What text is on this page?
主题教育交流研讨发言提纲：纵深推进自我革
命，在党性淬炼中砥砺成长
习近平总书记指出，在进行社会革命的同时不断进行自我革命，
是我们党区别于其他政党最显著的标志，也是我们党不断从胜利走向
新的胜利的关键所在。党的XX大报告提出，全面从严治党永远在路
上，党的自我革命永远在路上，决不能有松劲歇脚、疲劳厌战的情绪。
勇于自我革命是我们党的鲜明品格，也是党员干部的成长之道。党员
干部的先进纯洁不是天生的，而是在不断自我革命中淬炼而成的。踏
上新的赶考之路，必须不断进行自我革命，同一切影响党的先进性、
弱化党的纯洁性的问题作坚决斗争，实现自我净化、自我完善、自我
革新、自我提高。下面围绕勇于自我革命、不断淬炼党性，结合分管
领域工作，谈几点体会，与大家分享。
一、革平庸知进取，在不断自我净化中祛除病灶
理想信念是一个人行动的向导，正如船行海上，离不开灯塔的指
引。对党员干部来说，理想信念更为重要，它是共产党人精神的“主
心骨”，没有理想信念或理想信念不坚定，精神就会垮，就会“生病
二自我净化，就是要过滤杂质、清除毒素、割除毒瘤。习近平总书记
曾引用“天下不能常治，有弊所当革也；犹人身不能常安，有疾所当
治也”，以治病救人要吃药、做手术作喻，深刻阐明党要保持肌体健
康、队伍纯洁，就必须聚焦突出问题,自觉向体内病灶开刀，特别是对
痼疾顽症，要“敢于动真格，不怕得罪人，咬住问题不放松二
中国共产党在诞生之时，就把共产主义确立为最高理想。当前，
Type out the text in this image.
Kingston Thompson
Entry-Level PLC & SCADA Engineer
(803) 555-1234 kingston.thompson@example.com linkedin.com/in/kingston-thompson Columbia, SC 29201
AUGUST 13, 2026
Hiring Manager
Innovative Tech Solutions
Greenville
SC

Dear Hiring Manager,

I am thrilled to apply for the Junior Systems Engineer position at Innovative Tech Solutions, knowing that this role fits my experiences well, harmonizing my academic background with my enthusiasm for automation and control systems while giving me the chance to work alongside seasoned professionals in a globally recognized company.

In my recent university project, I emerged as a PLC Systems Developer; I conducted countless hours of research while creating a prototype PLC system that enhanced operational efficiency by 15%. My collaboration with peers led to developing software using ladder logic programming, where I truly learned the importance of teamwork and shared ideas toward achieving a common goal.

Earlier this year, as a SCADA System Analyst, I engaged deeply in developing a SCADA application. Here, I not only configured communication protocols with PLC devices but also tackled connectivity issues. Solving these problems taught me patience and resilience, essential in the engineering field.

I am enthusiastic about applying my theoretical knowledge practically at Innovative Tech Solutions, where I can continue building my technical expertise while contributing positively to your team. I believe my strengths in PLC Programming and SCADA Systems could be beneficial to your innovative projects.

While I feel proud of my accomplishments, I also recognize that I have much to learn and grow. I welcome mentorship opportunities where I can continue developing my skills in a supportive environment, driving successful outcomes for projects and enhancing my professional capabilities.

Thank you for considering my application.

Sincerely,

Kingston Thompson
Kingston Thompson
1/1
*****
■ Task to complete: Transcribe the whole listing with nothing added or left out.

■ Final result:
What text is on this page?
主题教育交流研讨发言提纲：纵深推进自我革
命，在党性淬炼中砥砺成长
习近平总书记指出，在进行社会革命的同时不断进行自我革命，
是我们党区别于其他政党最显著的标志，也是我们党不断从胜利走向
新的胜利的关键所在。党的XX大报告提出，全面从严治党永远在路
上，党的自我革命永远在路上，决不能有松劲歇脚、疲劳厌战的情绪。
勇于自我革命是我们党的鲜明品格，也是党员干部的成长之道。党员
干部的先进纯洁不是天生的，而是在不断自我革命中淬炼而成的。踏
上新的赶考之路，必须不断进行自我革命，同一切影响党的先进性、
弱化党的纯洁性的问题作坚决斗争，实现自我净化、自我完善、自我
革新、自我提高。下面围绕勇于自我革命、不断淬炼党性，结合分管
领域工作，谈几点体会，与大家分享。
一、革平庸知进取，在不断自我净化中祛除病灶
理想信念是一个人行动的向导，正如船行海上，离不开灯塔的指
引。对党员干部来说，理想信念更为重要，它是共产党人精神的“主
心骨”，没有理想信念或理想信念不坚定，精神就会垮，就会“生病
二自我净化，就是要过滤杂质、清除毒素、割除毒瘤。习近平总书记
曾引用“天下不能常治，有弊所当革也；犹人身不能常安，有疾所当
治也”，以治病救人要吃药、做手术作喻，深刻阐明党要保持肌体健
康、队伍纯洁，就必须聚焦突出问题,自觉向体内病灶开刀，特别是对
痼疾顽症，要“敢于动真格，不怕得罪人，咬住问题不放松二
中国共产党在诞生之时，就把共产主义确立为最高理想。当前，
Type out the text in this image.
Kingston Thompson
Entry-Level PLC & SCADA Engineer
(803) 555-1234 kingston.thompson@example.com linkedin.com/in/kingston-thompson Columbia, SC 29201
AUGUST 13, 2026
Hiring Manager
Innovative Tech Solutions
Greenville
SC

Dear Hiring Manager,

I am thrilled to apply for the Junior Systems Engineer position at Innovative Tech Solutions, knowing that this role fits my experiences well, harmonizing my academic background with my enthusiasm for automation and control systems while giving me the chance to work alongside seasoned professionals in a globally recognized company.

In my recent university project, I emerged as a PLC Systems Developer; I conducted countless hours of research while creating a prototype PLC system that enhanced operational efficiency by 15%. My collaboration with peers led to developing software using ladder logic programming, where I truly learned the importance of teamwork and shared ideas toward achieving a common goal.

Earlier this year, as a SCADA System Analyst, I engaged deeply in developing a SCADA application. Here, I not only configured communication protocols with PLC devices but also tackled connectivity issues. Solving these problems taught me patience and resilience, essential in the engineering field.

I am enthusiastic about applying my theoretical knowledge practically at Innovative Tech Solutions, where I can continue building my technical expertise while contributing positively to your team. I believe my strengths in PLC Programming and SCADA Systems could be beneficial to your innovative projects.

While I feel proud of my accomplishments, I also recognize that I have much to learn and grow. I welcome mentorship opportunities where I can continue developing my skills in a supportive environment, driving successful outcomes for projects and enhancing my professional capabilities.

Thank you for considering my application.

Sincerely,

Kingston Thompson
Kingston Thompson
1/1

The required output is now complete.